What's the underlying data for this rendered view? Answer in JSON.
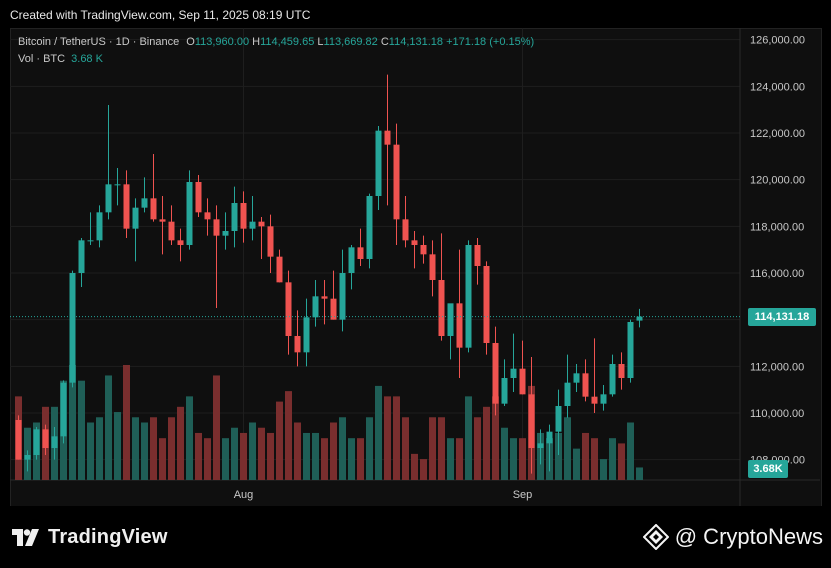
{
  "header": {
    "created_text": "Created with TradingView.com, Sep 11, 2025 08:19 UTC"
  },
  "legend": {
    "symbol": "Bitcoin / TetherUS · 1D · Binance",
    "o_label": "O",
    "o_value": "113,960.00",
    "h_label": "H",
    "h_value": "114,459.65",
    "l_label": "L",
    "l_value": "113,669.82",
    "c_label": "C",
    "c_value": "114,131.18",
    "change": "+171.18 (+0.15%)",
    "vol_label": "Vol · BTC",
    "vol_value": "3.68 K"
  },
  "price_tag": "114,131.18",
  "vol_tag": "3.68K",
  "footer": {
    "tv_brand": "TradingView",
    "cn_brand": "@ CryptoNews"
  },
  "colors": {
    "up": "#26a69a",
    "down": "#ef5350",
    "up_vol": "#1f5f57",
    "down_vol": "#7a2e2e"
  },
  "chart_data": {
    "type": "candlestick",
    "symbol": "Bitcoin / TetherUS",
    "interval": "1D",
    "exchange": "Binance",
    "y_axis": {
      "min": 107000,
      "max": 126500,
      "ticks": [
        108000,
        110000,
        112000,
        114000,
        116000,
        118000,
        120000,
        122000,
        124000,
        126000
      ],
      "tick_labels": [
        "108,000.00",
        "110,000.00",
        "112,000.00",
        "114,000.00",
        "116,000.00",
        "118,000.00",
        "120,000.00",
        "122,000.00",
        "124,000.00",
        "126,000.00"
      ]
    },
    "x_axis": {
      "labels": [
        {
          "text": "Aug",
          "index": 25
        },
        {
          "text": "Sep",
          "index": 56
        }
      ]
    },
    "current_price": 114131.18,
    "last_volume_k": 3.68,
    "candles": [
      [
        109700,
        109900,
        108000,
        108000,
        80
      ],
      [
        108000,
        108400,
        107500,
        108200,
        50
      ],
      [
        108200,
        109400,
        108000,
        109300,
        55
      ],
      [
        109300,
        109500,
        108200,
        108500,
        70
      ],
      [
        108500,
        109400,
        108000,
        109000,
        70
      ],
      [
        109000,
        111400,
        108700,
        111300,
        95
      ],
      [
        111300,
        116100,
        111100,
        116000,
        110
      ],
      [
        116000,
        117500,
        115400,
        117400,
        95
      ],
      [
        117400,
        118600,
        117200,
        117400,
        55
      ],
      [
        117400,
        118900,
        117100,
        118600,
        60
      ],
      [
        118600,
        123200,
        118300,
        119800,
        100
      ],
      [
        119800,
        120500,
        118900,
        119800,
        65
      ],
      [
        119800,
        120400,
        117500,
        117900,
        110
      ],
      [
        117900,
        119200,
        116500,
        118800,
        60
      ],
      [
        118800,
        120100,
        118600,
        119200,
        55
      ],
      [
        119200,
        121100,
        118200,
        118300,
        60
      ],
      [
        118300,
        119300,
        116800,
        118200,
        40
      ],
      [
        118200,
        118900,
        117200,
        117400,
        60
      ],
      [
        117400,
        117900,
        116500,
        117200,
        70
      ],
      [
        117200,
        120400,
        117000,
        119900,
        80
      ],
      [
        119900,
        120200,
        118400,
        118600,
        45
      ],
      [
        118600,
        119200,
        117600,
        118300,
        40
      ],
      [
        118300,
        118900,
        114500,
        117600,
        100
      ],
      [
        117600,
        118600,
        117000,
        117800,
        40
      ],
      [
        117800,
        119700,
        117100,
        119000,
        50
      ],
      [
        119000,
        119500,
        117300,
        117900,
        45
      ],
      [
        117900,
        119300,
        117400,
        118200,
        55
      ],
      [
        118200,
        118400,
        116600,
        118000,
        50
      ],
      [
        118000,
        118500,
        116000,
        116700,
        45
      ],
      [
        116700,
        117000,
        115600,
        115600,
        75
      ],
      [
        115600,
        116100,
        112500,
        113300,
        85
      ],
      [
        113300,
        114400,
        112000,
        112600,
        55
      ],
      [
        112600,
        114900,
        112000,
        114100,
        45
      ],
      [
        114100,
        115700,
        113700,
        115000,
        45
      ],
      [
        115000,
        115700,
        113800,
        114900,
        40
      ],
      [
        114900,
        116100,
        114000,
        114000,
        55
      ],
      [
        114000,
        117000,
        113500,
        116000,
        60
      ],
      [
        116000,
        117200,
        115300,
        117100,
        40
      ],
      [
        117100,
        117900,
        116300,
        116600,
        40
      ],
      [
        116600,
        119400,
        116200,
        119300,
        60
      ],
      [
        119300,
        122300,
        118700,
        122100,
        90
      ],
      [
        122100,
        124500,
        118900,
        121500,
        80
      ],
      [
        121500,
        122400,
        117200,
        118300,
        80
      ],
      [
        118300,
        119300,
        117100,
        117400,
        60
      ],
      [
        117400,
        117800,
        116200,
        117200,
        25
      ],
      [
        117200,
        117600,
        116400,
        116800,
        20
      ],
      [
        116800,
        117400,
        115000,
        115700,
        60
      ],
      [
        115700,
        117700,
        113100,
        113300,
        60
      ],
      [
        113300,
        114600,
        112300,
        114700,
        40
      ],
      [
        114700,
        117000,
        111500,
        112800,
        40
      ],
      [
        112800,
        117400,
        112600,
        117200,
        80
      ],
      [
        117200,
        117500,
        115500,
        116300,
        60
      ],
      [
        116300,
        116500,
        112500,
        113000,
        70
      ],
      [
        113000,
        113700,
        109900,
        110400,
        80
      ],
      [
        110400,
        112300,
        110300,
        111500,
        50
      ],
      [
        111500,
        113400,
        110900,
        111900,
        40
      ],
      [
        111900,
        113100,
        110800,
        110800,
        40
      ],
      [
        110800,
        112400,
        107400,
        108500,
        90
      ],
      [
        108500,
        109300,
        107800,
        108700,
        45
      ],
      [
        108700,
        109500,
        107500,
        109200,
        40
      ],
      [
        109200,
        111000,
        108200,
        110300,
        45
      ],
      [
        110300,
        112500,
        109800,
        111300,
        60
      ],
      [
        111300,
        112100,
        110900,
        111700,
        30
      ],
      [
        111700,
        112300,
        110500,
        110700,
        45
      ],
      [
        110700,
        113200,
        110000,
        110400,
        40
      ],
      [
        110400,
        111200,
        110100,
        110800,
        20
      ],
      [
        110800,
        112500,
        110700,
        112100,
        40
      ],
      [
        112100,
        112600,
        111000,
        111500,
        35
      ],
      [
        111500,
        114000,
        111300,
        113900,
        55
      ],
      [
        113960,
        114460,
        113670,
        114131,
        12
      ]
    ]
  }
}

» Exercise directions:
Select all lines with the word "TetherUS" from the entries above.

» Exercise answer:
    "symbol": "Bitcoin / TetherUS · 1D · Binance",
    "symbol": "Bitcoin / TetherUS",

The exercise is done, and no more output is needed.